▶ **Stated goal**
Images do not belong in the copy. Retype all the entries below exactly.

▶ **Collection entries**
* * * * * * * * *
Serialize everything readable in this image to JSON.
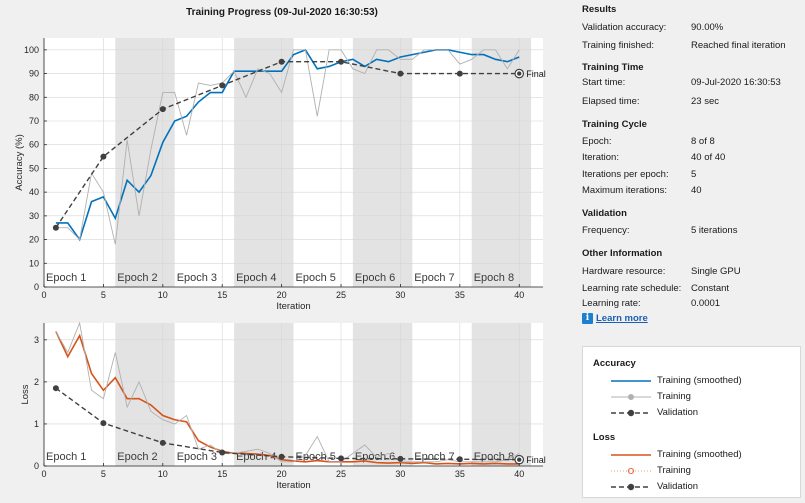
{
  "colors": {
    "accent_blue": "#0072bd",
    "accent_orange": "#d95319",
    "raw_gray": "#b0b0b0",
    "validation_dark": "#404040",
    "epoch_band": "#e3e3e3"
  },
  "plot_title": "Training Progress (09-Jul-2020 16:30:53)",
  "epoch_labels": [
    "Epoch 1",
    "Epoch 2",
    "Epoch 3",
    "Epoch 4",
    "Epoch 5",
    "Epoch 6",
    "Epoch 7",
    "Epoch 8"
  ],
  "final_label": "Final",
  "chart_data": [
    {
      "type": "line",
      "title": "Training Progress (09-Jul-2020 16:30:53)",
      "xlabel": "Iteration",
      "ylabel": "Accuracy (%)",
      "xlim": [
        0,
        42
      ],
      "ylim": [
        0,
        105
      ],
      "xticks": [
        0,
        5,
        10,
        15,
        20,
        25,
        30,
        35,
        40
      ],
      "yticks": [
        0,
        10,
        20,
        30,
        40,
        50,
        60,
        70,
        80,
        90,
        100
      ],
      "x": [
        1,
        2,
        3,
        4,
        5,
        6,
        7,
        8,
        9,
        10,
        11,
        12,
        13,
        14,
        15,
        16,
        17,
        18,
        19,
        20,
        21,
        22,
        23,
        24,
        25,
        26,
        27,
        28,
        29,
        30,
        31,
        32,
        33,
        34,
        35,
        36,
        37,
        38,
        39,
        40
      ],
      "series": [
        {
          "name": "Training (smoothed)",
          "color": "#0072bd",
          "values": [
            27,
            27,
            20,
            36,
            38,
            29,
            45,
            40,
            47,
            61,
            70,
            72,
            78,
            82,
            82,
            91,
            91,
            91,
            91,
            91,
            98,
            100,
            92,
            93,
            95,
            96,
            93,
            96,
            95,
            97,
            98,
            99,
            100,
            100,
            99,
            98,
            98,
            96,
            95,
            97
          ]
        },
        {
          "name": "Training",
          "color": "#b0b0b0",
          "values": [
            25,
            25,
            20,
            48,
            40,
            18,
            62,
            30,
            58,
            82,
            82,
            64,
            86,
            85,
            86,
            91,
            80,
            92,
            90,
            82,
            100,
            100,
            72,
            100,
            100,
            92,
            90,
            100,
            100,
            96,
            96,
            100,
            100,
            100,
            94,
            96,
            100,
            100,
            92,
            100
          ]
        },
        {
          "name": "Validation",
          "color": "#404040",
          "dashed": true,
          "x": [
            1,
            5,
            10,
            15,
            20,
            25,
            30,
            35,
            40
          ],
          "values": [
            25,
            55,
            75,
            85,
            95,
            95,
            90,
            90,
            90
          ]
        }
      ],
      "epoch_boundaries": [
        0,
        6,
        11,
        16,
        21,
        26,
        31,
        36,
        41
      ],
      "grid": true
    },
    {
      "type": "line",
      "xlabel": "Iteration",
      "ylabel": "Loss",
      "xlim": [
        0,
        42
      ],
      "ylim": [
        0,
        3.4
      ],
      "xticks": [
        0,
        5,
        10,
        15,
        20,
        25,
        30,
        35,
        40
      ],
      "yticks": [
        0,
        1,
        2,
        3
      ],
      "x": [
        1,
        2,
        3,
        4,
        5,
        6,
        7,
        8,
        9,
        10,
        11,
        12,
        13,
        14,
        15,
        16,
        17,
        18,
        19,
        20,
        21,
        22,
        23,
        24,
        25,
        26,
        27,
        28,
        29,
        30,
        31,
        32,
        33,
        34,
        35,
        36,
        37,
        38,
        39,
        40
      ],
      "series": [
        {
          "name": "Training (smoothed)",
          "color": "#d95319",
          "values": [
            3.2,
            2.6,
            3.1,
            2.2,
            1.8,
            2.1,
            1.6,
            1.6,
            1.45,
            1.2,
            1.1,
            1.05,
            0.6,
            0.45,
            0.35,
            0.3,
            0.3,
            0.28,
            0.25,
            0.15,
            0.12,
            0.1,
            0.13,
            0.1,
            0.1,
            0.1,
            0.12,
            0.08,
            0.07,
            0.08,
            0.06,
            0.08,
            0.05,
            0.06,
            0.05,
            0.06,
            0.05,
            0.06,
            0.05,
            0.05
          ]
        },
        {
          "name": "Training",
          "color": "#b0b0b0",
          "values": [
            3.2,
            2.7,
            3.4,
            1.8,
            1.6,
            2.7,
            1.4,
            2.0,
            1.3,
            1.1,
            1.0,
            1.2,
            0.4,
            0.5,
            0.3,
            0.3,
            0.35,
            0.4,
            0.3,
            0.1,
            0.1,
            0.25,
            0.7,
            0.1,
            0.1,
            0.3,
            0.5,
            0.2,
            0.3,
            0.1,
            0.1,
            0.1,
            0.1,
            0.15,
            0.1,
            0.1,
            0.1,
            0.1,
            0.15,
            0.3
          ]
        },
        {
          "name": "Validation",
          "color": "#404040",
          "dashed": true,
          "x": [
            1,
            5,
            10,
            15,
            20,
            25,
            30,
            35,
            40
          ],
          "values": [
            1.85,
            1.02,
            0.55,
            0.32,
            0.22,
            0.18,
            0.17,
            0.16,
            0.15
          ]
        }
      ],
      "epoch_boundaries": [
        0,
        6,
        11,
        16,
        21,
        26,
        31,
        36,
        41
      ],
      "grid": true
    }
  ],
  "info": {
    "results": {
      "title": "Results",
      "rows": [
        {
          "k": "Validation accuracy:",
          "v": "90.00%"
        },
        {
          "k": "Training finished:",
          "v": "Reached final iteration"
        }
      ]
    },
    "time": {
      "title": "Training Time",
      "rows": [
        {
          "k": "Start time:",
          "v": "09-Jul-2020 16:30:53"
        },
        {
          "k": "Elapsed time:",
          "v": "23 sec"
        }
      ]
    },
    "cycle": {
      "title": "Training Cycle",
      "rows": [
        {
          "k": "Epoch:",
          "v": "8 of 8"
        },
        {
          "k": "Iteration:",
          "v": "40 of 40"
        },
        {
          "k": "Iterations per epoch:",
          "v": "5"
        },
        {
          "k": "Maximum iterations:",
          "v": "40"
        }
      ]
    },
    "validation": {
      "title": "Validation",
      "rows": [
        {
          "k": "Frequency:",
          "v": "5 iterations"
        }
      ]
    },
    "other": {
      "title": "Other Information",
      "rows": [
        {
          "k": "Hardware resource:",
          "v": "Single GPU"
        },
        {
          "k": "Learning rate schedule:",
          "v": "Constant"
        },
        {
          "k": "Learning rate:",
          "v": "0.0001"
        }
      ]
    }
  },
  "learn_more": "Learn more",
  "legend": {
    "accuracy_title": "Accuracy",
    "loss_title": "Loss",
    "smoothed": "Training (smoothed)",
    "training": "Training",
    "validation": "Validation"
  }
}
* * * * * * * * *
▶ **Reply to the exercise**
Serialize everything readable in this image to JSON.
{
  "colors": {
    "accent_blue": "#0072bd",
    "accent_orange": "#d95319",
    "raw_gray": "#b0b0b0",
    "validation_dark": "#404040",
    "epoch_band": "#e3e3e3"
  },
  "plot_title": "Training Progress (09-Jul-2020 16:30:53)",
  "epoch_labels": [
    "Epoch 1",
    "Epoch 2",
    "Epoch 3",
    "Epoch 4",
    "Epoch 5",
    "Epoch 6",
    "Epoch 7",
    "Epoch 8"
  ],
  "final_label": "Final",
  "chart_data": [
    {
      "type": "line",
      "title": "Training Progress (09-Jul-2020 16:30:53)",
      "xlabel": "Iteration",
      "ylabel": "Accuracy (%)",
      "xlim": [
        0,
        42
      ],
      "ylim": [
        0,
        105
      ],
      "xticks": [
        0,
        5,
        10,
        15,
        20,
        25,
        30,
        35,
        40
      ],
      "yticks": [
        0,
        10,
        20,
        30,
        40,
        50,
        60,
        70,
        80,
        90,
        100
      ],
      "x": [
        1,
        2,
        3,
        4,
        5,
        6,
        7,
        8,
        9,
        10,
        11,
        12,
        13,
        14,
        15,
        16,
        17,
        18,
        19,
        20,
        21,
        22,
        23,
        24,
        25,
        26,
        27,
        28,
        29,
        30,
        31,
        32,
        33,
        34,
        35,
        36,
        37,
        38,
        39,
        40
      ],
      "series": [
        {
          "name": "Training (smoothed)",
          "color": "#0072bd",
          "values": [
            27,
            27,
            20,
            36,
            38,
            29,
            45,
            40,
            47,
            61,
            70,
            72,
            78,
            82,
            82,
            91,
            91,
            91,
            91,
            91,
            98,
            100,
            92,
            93,
            95,
            96,
            93,
            96,
            95,
            97,
            98,
            99,
            100,
            100,
            99,
            98,
            98,
            96,
            95,
            97
          ]
        },
        {
          "name": "Training",
          "color": "#b0b0b0",
          "values": [
            25,
            25,
            20,
            48,
            40,
            18,
            62,
            30,
            58,
            82,
            82,
            64,
            86,
            85,
            86,
            91,
            80,
            92,
            90,
            82,
            100,
            100,
            72,
            100,
            100,
            92,
            90,
            100,
            100,
            96,
            96,
            100,
            100,
            100,
            94,
            96,
            100,
            100,
            92,
            100
          ]
        },
        {
          "name": "Validation",
          "color": "#404040",
          "dashed": true,
          "x": [
            1,
            5,
            10,
            15,
            20,
            25,
            30,
            35,
            40
          ],
          "values": [
            25,
            55,
            75,
            85,
            95,
            95,
            90,
            90,
            90
          ]
        }
      ],
      "epoch_boundaries": [
        0,
        6,
        11,
        16,
        21,
        26,
        31,
        36,
        41
      ],
      "grid": true
    },
    {
      "type": "line",
      "xlabel": "Iteration",
      "ylabel": "Loss",
      "xlim": [
        0,
        42
      ],
      "ylim": [
        0,
        3.4
      ],
      "xticks": [
        0,
        5,
        10,
        15,
        20,
        25,
        30,
        35,
        40
      ],
      "yticks": [
        0,
        1,
        2,
        3
      ],
      "x": [
        1,
        2,
        3,
        4,
        5,
        6,
        7,
        8,
        9,
        10,
        11,
        12,
        13,
        14,
        15,
        16,
        17,
        18,
        19,
        20,
        21,
        22,
        23,
        24,
        25,
        26,
        27,
        28,
        29,
        30,
        31,
        32,
        33,
        34,
        35,
        36,
        37,
        38,
        39,
        40
      ],
      "series": [
        {
          "name": "Training (smoothed)",
          "color": "#d95319",
          "values": [
            3.2,
            2.6,
            3.1,
            2.2,
            1.8,
            2.1,
            1.6,
            1.6,
            1.45,
            1.2,
            1.1,
            1.05,
            0.6,
            0.45,
            0.35,
            0.3,
            0.3,
            0.28,
            0.25,
            0.15,
            0.12,
            0.1,
            0.13,
            0.1,
            0.1,
            0.1,
            0.12,
            0.08,
            0.07,
            0.08,
            0.06,
            0.08,
            0.05,
            0.06,
            0.05,
            0.06,
            0.05,
            0.06,
            0.05,
            0.05
          ]
        },
        {
          "name": "Training",
          "color": "#b0b0b0",
          "values": [
            3.2,
            2.7,
            3.4,
            1.8,
            1.6,
            2.7,
            1.4,
            2.0,
            1.3,
            1.1,
            1.0,
            1.2,
            0.4,
            0.5,
            0.3,
            0.3,
            0.35,
            0.4,
            0.3,
            0.1,
            0.1,
            0.25,
            0.7,
            0.1,
            0.1,
            0.3,
            0.5,
            0.2,
            0.3,
            0.1,
            0.1,
            0.1,
            0.1,
            0.15,
            0.1,
            0.1,
            0.1,
            0.1,
            0.15,
            0.3
          ]
        },
        {
          "name": "Validation",
          "color": "#404040",
          "dashed": true,
          "x": [
            1,
            5,
            10,
            15,
            20,
            25,
            30,
            35,
            40
          ],
          "values": [
            1.85,
            1.02,
            0.55,
            0.32,
            0.22,
            0.18,
            0.17,
            0.16,
            0.15
          ]
        }
      ],
      "epoch_boundaries": [
        0,
        6,
        11,
        16,
        21,
        26,
        31,
        36,
        41
      ],
      "grid": true
    }
  ],
  "info": {
    "results": {
      "title": "Results",
      "rows": [
        {
          "k": "Validation accuracy:",
          "v": "90.00%"
        },
        {
          "k": "Training finished:",
          "v": "Reached final iteration"
        }
      ]
    },
    "time": {
      "title": "Training Time",
      "rows": [
        {
          "k": "Start time:",
          "v": "09-Jul-2020 16:30:53"
        },
        {
          "k": "Elapsed time:",
          "v": "23 sec"
        }
      ]
    },
    "cycle": {
      "title": "Training Cycle",
      "rows": [
        {
          "k": "Epoch:",
          "v": "8 of 8"
        },
        {
          "k": "Iteration:",
          "v": "40 of 40"
        },
        {
          "k": "Iterations per epoch:",
          "v": "5"
        },
        {
          "k": "Maximum iterations:",
          "v": "40"
        }
      ]
    },
    "validation": {
      "title": "Validation",
      "rows": [
        {
          "k": "Frequency:",
          "v": "5 iterations"
        }
      ]
    },
    "other": {
      "title": "Other Information",
      "rows": [
        {
          "k": "Hardware resource:",
          "v": "Single GPU"
        },
        {
          "k": "Learning rate schedule:",
          "v": "Constant"
        },
        {
          "k": "Learning rate:",
          "v": "0.0001"
        }
      ]
    }
  },
  "learn_more": "Learn more",
  "legend": {
    "accuracy_title": "Accuracy",
    "loss_title": "Loss",
    "smoothed": "Training (smoothed)",
    "training": "Training",
    "validation": "Validation"
  }
}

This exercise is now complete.